# [STATED TASK]
Each line below is to be written out in full, exactly as shown.

** START OF SUPPLIED MATERIAL **

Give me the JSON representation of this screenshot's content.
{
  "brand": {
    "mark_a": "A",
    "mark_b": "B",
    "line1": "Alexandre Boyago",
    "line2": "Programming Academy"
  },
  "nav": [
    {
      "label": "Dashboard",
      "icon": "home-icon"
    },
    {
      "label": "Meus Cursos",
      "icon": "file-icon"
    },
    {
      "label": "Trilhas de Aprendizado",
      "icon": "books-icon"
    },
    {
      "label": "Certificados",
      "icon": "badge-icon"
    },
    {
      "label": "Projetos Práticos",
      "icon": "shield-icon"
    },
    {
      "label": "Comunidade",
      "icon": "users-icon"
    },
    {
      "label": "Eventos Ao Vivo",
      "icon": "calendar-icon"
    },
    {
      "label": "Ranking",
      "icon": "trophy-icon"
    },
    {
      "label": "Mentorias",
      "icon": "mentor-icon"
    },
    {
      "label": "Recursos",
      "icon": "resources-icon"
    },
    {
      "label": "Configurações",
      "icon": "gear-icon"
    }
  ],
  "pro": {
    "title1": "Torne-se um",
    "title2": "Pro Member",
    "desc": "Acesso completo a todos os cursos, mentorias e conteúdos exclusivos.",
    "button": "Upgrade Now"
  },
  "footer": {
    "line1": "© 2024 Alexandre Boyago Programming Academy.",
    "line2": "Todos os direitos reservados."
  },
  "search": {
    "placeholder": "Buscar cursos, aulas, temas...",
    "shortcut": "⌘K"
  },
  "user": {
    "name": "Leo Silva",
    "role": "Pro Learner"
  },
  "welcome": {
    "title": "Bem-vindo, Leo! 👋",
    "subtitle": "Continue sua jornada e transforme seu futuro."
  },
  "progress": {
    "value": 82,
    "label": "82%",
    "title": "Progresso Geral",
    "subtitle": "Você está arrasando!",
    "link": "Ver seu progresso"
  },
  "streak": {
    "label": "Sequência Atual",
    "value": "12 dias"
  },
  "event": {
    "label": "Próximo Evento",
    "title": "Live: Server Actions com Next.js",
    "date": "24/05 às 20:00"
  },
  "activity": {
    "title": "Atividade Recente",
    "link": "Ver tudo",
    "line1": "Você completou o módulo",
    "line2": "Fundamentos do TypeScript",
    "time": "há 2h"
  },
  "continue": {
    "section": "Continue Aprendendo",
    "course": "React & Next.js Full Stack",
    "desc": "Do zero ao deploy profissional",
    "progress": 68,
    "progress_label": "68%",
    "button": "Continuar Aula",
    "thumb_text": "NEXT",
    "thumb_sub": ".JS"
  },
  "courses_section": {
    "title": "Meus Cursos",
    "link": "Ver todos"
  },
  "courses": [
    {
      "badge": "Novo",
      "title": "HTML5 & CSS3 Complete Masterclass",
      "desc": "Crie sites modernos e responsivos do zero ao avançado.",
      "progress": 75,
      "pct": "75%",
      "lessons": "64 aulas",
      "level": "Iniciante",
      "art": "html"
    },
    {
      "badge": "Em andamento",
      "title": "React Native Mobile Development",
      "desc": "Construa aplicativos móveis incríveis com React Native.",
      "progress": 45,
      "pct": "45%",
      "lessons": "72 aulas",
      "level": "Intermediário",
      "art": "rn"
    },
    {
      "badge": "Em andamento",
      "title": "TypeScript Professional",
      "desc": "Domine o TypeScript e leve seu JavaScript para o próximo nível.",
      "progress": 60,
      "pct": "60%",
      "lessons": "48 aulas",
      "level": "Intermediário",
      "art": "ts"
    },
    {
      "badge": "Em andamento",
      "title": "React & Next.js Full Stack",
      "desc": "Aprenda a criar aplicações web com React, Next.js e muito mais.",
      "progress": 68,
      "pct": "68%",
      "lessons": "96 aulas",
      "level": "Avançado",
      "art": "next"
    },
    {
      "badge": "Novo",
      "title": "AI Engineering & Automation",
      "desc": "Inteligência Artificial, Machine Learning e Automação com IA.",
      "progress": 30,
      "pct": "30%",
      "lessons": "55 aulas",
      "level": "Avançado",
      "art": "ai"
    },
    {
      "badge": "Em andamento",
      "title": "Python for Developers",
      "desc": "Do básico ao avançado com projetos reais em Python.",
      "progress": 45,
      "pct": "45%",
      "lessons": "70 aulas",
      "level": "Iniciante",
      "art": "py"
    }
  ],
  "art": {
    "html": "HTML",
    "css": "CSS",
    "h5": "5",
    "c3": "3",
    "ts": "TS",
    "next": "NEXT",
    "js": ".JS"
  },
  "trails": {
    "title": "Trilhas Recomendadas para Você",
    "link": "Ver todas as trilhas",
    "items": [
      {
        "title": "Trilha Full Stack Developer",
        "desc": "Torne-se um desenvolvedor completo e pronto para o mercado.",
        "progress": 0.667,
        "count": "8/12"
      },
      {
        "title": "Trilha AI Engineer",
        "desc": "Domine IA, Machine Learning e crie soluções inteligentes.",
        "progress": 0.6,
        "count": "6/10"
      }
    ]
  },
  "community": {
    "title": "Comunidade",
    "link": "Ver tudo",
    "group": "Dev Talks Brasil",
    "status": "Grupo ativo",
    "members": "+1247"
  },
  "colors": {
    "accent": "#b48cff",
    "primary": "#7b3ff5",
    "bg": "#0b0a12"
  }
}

** END OF SUPPLIED MATERIAL **

# [WRITTEN ANSWER]
Give me the JSON representation of this screenshot's content.
{
  "brand": {
    "mark_a": "A",
    "mark_b": "B",
    "line1": "Alexandre Boyago",
    "line2": "Programming Academy"
  },
  "nav": [
    {
      "label": "Dashboard",
      "icon": "home-icon"
    },
    {
      "label": "Meus Cursos",
      "icon": "file-icon"
    },
    {
      "label": "Trilhas de Aprendizado",
      "icon": "books-icon"
    },
    {
      "label": "Certificados",
      "icon": "badge-icon"
    },
    {
      "label": "Projetos Práticos",
      "icon": "shield-icon"
    },
    {
      "label": "Comunidade",
      "icon": "users-icon"
    },
    {
      "label": "Eventos Ao Vivo",
      "icon": "calendar-icon"
    },
    {
      "label": "Ranking",
      "icon": "trophy-icon"
    },
    {
      "label": "Mentorias",
      "icon": "mentor-icon"
    },
    {
      "label": "Recursos",
      "icon": "resources-icon"
    },
    {
      "label": "Configurações",
      "icon": "gear-icon"
    }
  ],
  "pro": {
    "title1": "Torne-se um",
    "title2": "Pro Member",
    "desc": "Acesso completo a todos os cursos, mentorias e conteúdos exclusivos.",
    "button": "Upgrade Now"
  },
  "footer": {
    "line1": "© 2024 Alexandre Boyago Programming Academy.",
    "line2": "Todos os direitos reservados."
  },
  "search": {
    "placeholder": "Buscar cursos, aulas, temas...",
    "shortcut": "⌘K"
  },
  "user": {
    "name": "Leo Silva",
    "role": "Pro Learner"
  },
  "welcome": {
    "title": "Bem-vindo, Leo! 👋",
    "subtitle": "Continue sua jornada e transforme seu futuro."
  },
  "progress": {
    "value": 82,
    "label": "82%",
    "title": "Progresso Geral",
    "subtitle": "Você está arrasando!",
    "link": "Ver seu progresso"
  },
  "streak": {
    "label": "Sequência Atual",
    "value": "12 dias"
  },
  "event": {
    "label": "Próximo Evento",
    "title": "Live: Server Actions com Next.js",
    "date": "24/05 às 20:00"
  },
  "activity": {
    "title": "Atividade Recente",
    "link": "Ver tudo",
    "line1": "Você completou o módulo",
    "line2": "Fundamentos do TypeScript",
    "time": "há 2h"
  },
  "continue": {
    "section": "Continue Aprendendo",
    "course": "React & Next.js Full Stack",
    "desc": "Do zero ao deploy profissional",
    "progress": 68,
    "progress_label": "68%",
    "button": "Continuar Aula",
    "thumb_text": "NEXT",
    "thumb_sub": ".JS"
  },
  "courses_section": {
    "title": "Meus Cursos",
    "link": "Ver todos"
  },
  "courses": [
    {
      "badge": "Novo",
      "title": "HTML5 & CSS3 Complete Masterclass",
      "desc": "Crie sites modernos e responsivos do zero ao avançado.",
      "progress": 75,
      "pct": "75%",
      "lessons": "64 aulas",
      "level": "Iniciante",
      "art": "html"
    },
    {
      "badge": "Em andamento",
      "title": "React Native Mobile Development",
      "desc": "Construa aplicativos móveis incríveis com React Native.",
      "progress": 45,
      "pct": "45%",
      "lessons": "72 aulas",
      "level": "Intermediário",
      "art": "rn"
    },
    {
      "badge": "Em andamento",
      "title": "TypeScript Professional",
      "desc": "Domine o TypeScript e leve seu JavaScript para o próximo nível.",
      "progress": 60,
      "pct": "60%",
      "lessons": "48 aulas",
      "level": "Intermediário",
      "art": "ts"
    },
    {
      "badge": "Em andamento",
      "title": "React & Next.js Full Stack",
      "desc": "Aprenda a criar aplicações web com React, Next.js e muito mais.",
      "progress": 68,
      "pct": "68%",
      "lessons": "96 aulas",
      "level": "Avançado",
      "art": "next"
    },
    {
      "badge": "Novo",
      "title": "AI Engineering & Automation",
      "desc": "Inteligência Artificial, Machine Learning e Automação com IA.",
      "progress": 30,
      "pct": "30%",
      "lessons": "55 aulas",
      "level": "Avançado",
      "art": "ai"
    },
    {
      "badge": "Em andamento",
      "title": "Python for Developers",
      "desc": "Do básico ao avançado com projetos reais em Python.",
      "progress": 45,
      "pct": "45%",
      "lessons": "70 aulas",
      "level": "Iniciante",
      "art": "py"
    }
  ],
  "art": {
    "html": "HTML",
    "css": "CSS",
    "h5": "5",
    "c3": "3",
    "ts": "TS",
    "next": "NEXT",
    "js": ".JS"
  },
  "trails": {
    "title": "Trilhas Recomendadas para Você",
    "link": "Ver todas as trilhas",
    "items": [
      {
        "title": "Trilha Full Stack Developer",
        "desc": "Torne-se um desenvolvedor completo e pronto para o mercado.",
        "progress": 0.667,
        "count": "8/12"
      },
      {
        "title": "Trilha AI Engineer",
        "desc": "Domine IA, Machine Learning e crie soluções inteligentes.",
        "progress": 0.6,
        "count": "6/10"
      }
    ]
  },
  "community": {
    "title": "Comunidade",
    "link": "Ver tudo",
    "group": "Dev Talks Brasil",
    "status": "Grupo ativo",
    "members": "+1247"
  },
  "colors": {
    "accent": "#b48cff",
    "primary": "#7b3ff5",
    "bg": "#0b0a12"
  }
}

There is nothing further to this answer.